Extract all lines containing "Solcellsstödet".

· · · ·

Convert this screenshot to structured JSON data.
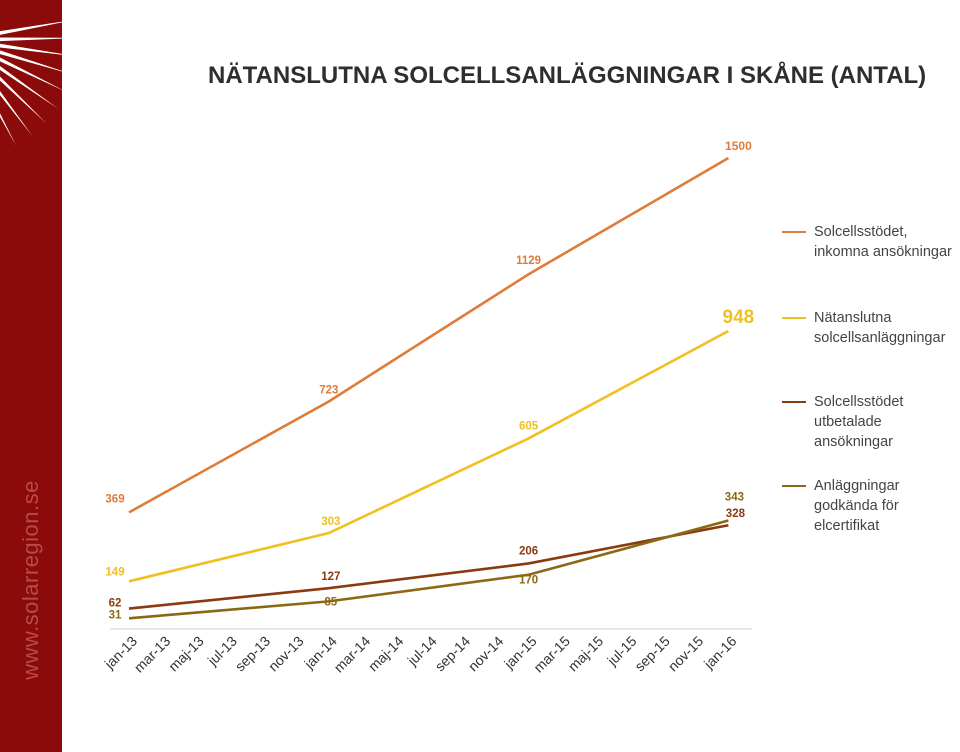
{
  "branding": {
    "site": "www.solarregion.se",
    "sun_color": "#ffffff"
  },
  "chart_data": {
    "type": "line",
    "title": "NÄTANSLUTNA SOLCELLSANLÄGGNINGAR I SKÅNE (ANTAL)",
    "x_categories": [
      "jan-13",
      "mar-13",
      "maj-13",
      "jul-13",
      "sep-13",
      "nov-13",
      "jan-14",
      "mar-14",
      "maj-14",
      "jul-14",
      "sep-14",
      "nov-14",
      "jan-15",
      "mar-15",
      "maj-15",
      "jul-15",
      "sep-15",
      "nov-15",
      "jan-16"
    ],
    "series": [
      {
        "name": "Solcellsstödet, inkomna ansökningar",
        "color": "#e07b39",
        "points": [
          {
            "x": "jan-13",
            "y": 369,
            "label": "369"
          },
          {
            "x": "jan-14",
            "y": 723,
            "label": "723"
          },
          {
            "x": "jan-15",
            "y": 1129,
            "label": "1129"
          },
          {
            "x": "jan-16",
            "y": 1500,
            "label": "1500"
          }
        ]
      },
      {
        "name": "Nätanslutna solcellsanläggningar",
        "color": "#f0c020",
        "points": [
          {
            "x": "jan-13",
            "y": 149,
            "label": "149"
          },
          {
            "x": "jan-14",
            "y": 303,
            "label": "303"
          },
          {
            "x": "jan-15",
            "y": 605,
            "label": "605"
          },
          {
            "x": "jan-16",
            "y": 948,
            "label": "948"
          }
        ]
      },
      {
        "name": "Solcellsstödet utbetalade ansökningar",
        "color": "#8b3a10",
        "points": [
          {
            "x": "jan-13",
            "y": 62,
            "label": "62"
          },
          {
            "x": "jan-14",
            "y": 127,
            "label": "127"
          },
          {
            "x": "jan-15",
            "y": 206,
            "label": "206"
          },
          {
            "x": "jan-16",
            "y": 328,
            "label": "328"
          }
        ]
      },
      {
        "name": "Anläggningar godkända för elcertifikat",
        "color": "#8b6914",
        "points": [
          {
            "x": "jan-13",
            "y": 31,
            "label": "31"
          },
          {
            "x": "jan-14",
            "y": 85,
            "label": "85"
          },
          {
            "x": "jan-15",
            "y": 170,
            "label": "170"
          },
          {
            "x": "jan-16",
            "y": 343,
            "label": "343"
          }
        ]
      }
    ],
    "ylim": [
      0,
      1650
    ],
    "grid": false,
    "legend_position": "right"
  }
}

· · · ·

### RESPONSE TO THE TASK
        "name": "Solcellsstödet, inkomna ansökningar",
        "name": "Solcellsstödet utbetalade ansökningar",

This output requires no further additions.